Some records

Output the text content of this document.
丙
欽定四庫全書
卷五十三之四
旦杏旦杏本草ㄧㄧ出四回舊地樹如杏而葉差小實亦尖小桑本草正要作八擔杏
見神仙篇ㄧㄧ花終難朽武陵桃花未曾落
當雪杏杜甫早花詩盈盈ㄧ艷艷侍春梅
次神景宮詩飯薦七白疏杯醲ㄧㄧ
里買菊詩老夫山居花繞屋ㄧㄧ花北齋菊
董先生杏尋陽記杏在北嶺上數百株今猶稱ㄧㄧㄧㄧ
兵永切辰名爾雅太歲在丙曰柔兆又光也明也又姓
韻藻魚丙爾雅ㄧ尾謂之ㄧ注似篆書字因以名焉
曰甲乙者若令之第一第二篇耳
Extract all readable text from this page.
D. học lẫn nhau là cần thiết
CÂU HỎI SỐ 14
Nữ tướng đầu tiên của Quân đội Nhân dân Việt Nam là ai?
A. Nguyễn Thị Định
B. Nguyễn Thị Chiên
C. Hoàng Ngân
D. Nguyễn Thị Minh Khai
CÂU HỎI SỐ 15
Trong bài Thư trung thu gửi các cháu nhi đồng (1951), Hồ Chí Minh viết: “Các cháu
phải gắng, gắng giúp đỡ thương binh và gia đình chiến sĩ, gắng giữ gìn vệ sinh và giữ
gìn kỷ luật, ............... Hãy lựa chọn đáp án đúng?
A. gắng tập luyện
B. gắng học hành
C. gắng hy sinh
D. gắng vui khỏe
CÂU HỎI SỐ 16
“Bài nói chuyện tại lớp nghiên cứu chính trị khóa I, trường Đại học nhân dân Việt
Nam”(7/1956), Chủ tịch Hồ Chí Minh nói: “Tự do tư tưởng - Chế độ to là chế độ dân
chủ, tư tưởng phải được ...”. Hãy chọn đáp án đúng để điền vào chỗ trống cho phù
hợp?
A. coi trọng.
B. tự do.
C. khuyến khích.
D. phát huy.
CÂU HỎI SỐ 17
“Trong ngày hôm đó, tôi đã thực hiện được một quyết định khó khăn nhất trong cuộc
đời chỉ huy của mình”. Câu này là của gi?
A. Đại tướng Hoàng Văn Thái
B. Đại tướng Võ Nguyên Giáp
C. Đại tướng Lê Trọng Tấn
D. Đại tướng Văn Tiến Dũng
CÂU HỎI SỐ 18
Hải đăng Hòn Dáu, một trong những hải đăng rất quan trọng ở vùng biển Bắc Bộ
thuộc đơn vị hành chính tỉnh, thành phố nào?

▸ **Instructions for the task**: Copy out each line exactly.

▸ **Output for this exercise**:
Output the text content of this document.
丙
欽定四庫全書
卷五十三之四
旦杏旦杏本草ㄧㄧ出四回舊地樹如杏而葉差小實亦尖小桑本草正要作八擔杏
見神仙篇ㄧㄧ花終難朽武陵桃花未曾落
當雪杏杜甫早花詩盈盈ㄧ艷艷侍春梅
次神景宮詩飯薦七白疏杯醲ㄧㄧ
里買菊詩老夫山居花繞屋ㄧㄧ花北齋菊
董先生杏尋陽記杏在北嶺上數百株今猶稱ㄧㄧㄧㄧ
兵永切辰名爾雅太歲在丙曰柔兆又光也明也又姓
韻藻魚丙爾雅ㄧ尾謂之ㄧ注似篆書字因以名焉
曰甲乙者若令之第一第二篇耳
Extract all readable text from this page.
D. học lẫn nhau là cần thiết
CÂU HỎI SỐ 14
Nữ tướng đầu tiên của Quân đội Nhân dân Việt Nam là ai?
A. Nguyễn Thị Định
B. Nguyễn Thị Chiên
C. Hoàng Ngân
D. Nguyễn Thị Minh Khai
CÂU HỎI SỐ 15
Trong bài Thư trung thu gửi các cháu nhi đồng (1951), Hồ Chí Minh viết: “Các cháu
phải gắng, gắng giúp đỡ thương binh và gia đình chiến sĩ, gắng giữ gìn vệ sinh và giữ
gìn kỷ luật, ............... Hãy lựa chọn đáp án đúng?
A. gắng tập luyện
B. gắng học hành
C. gắng hy sinh
D. gắng vui khỏe
CÂU HỎI SỐ 16
“Bài nói chuyện tại lớp nghiên cứu chính trị khóa I, trường Đại học nhân dân Việt
Nam”(7/1956), Chủ tịch Hồ Chí Minh nói: “Tự do tư tưởng - Chế độ to là chế độ dân
chủ, tư tưởng phải được ...”. Hãy chọn đáp án đúng để điền vào chỗ trống cho phù
hợp?
A. coi trọng.
B. tự do.
C. khuyến khích.
D. phát huy.
CÂU HỎI SỐ 17
“Trong ngày hôm đó, tôi đã thực hiện được một quyết định khó khăn nhất trong cuộc
đời chỉ huy của mình”. Câu này là của gi?
A. Đại tướng Hoàng Văn Thái
B. Đại tướng Võ Nguyên Giáp
C. Đại tướng Lê Trọng Tấn
D. Đại tướng Văn Tiến Dũng
CÂU HỎI SỐ 18
Hải đăng Hòn Dáu, một trong những hải đăng rất quan trọng ở vùng biển Bắc Bộ
thuộc đơn vị hành chính tỉnh, thành phố nào?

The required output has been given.